------ Records for this task ------
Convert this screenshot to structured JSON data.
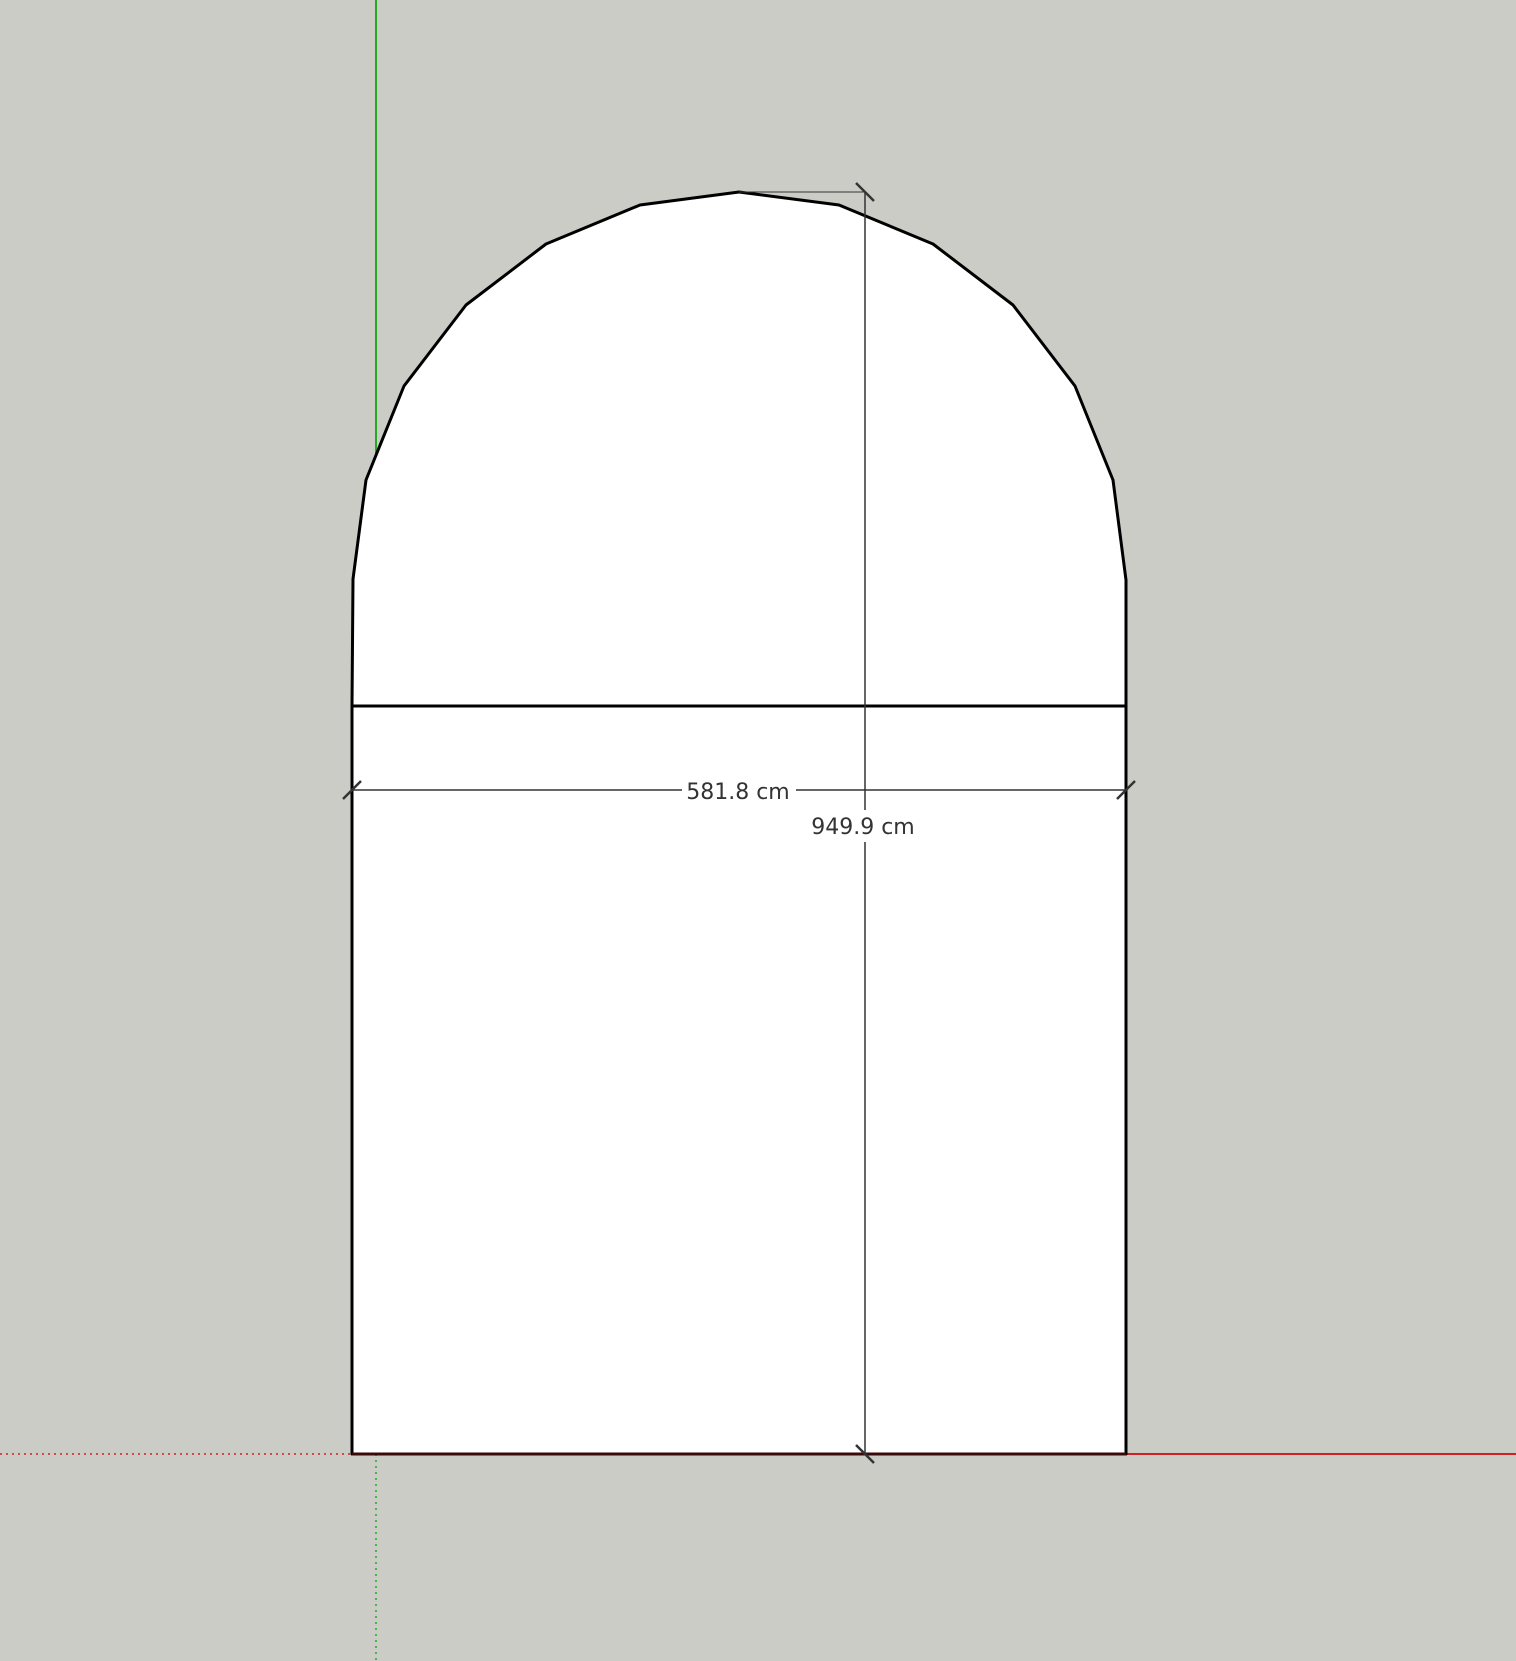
{
  "viewport": {
    "background": "#ccccc7",
    "face_color": "#ffffff",
    "edge_color": "#000000"
  },
  "axes": {
    "red_axis_color": "#cc2222",
    "green_axis_color": "#22aa22"
  },
  "dimensions": {
    "width_label": "581.8 cm",
    "height_label": "949.9 cm"
  }
}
------
** What you are asked to do **
Strip out the images, then output the records above word for word.

** Response to this exercise **
Convert this screenshot to structured JSON data.
{
  "viewport": {
    "background": "#ccccc7",
    "face_color": "#ffffff",
    "edge_color": "#000000"
  },
  "axes": {
    "red_axis_color": "#cc2222",
    "green_axis_color": "#22aa22"
  },
  "dimensions": {
    "width_label": "581.8 cm",
    "height_label": "949.9 cm"
  }
}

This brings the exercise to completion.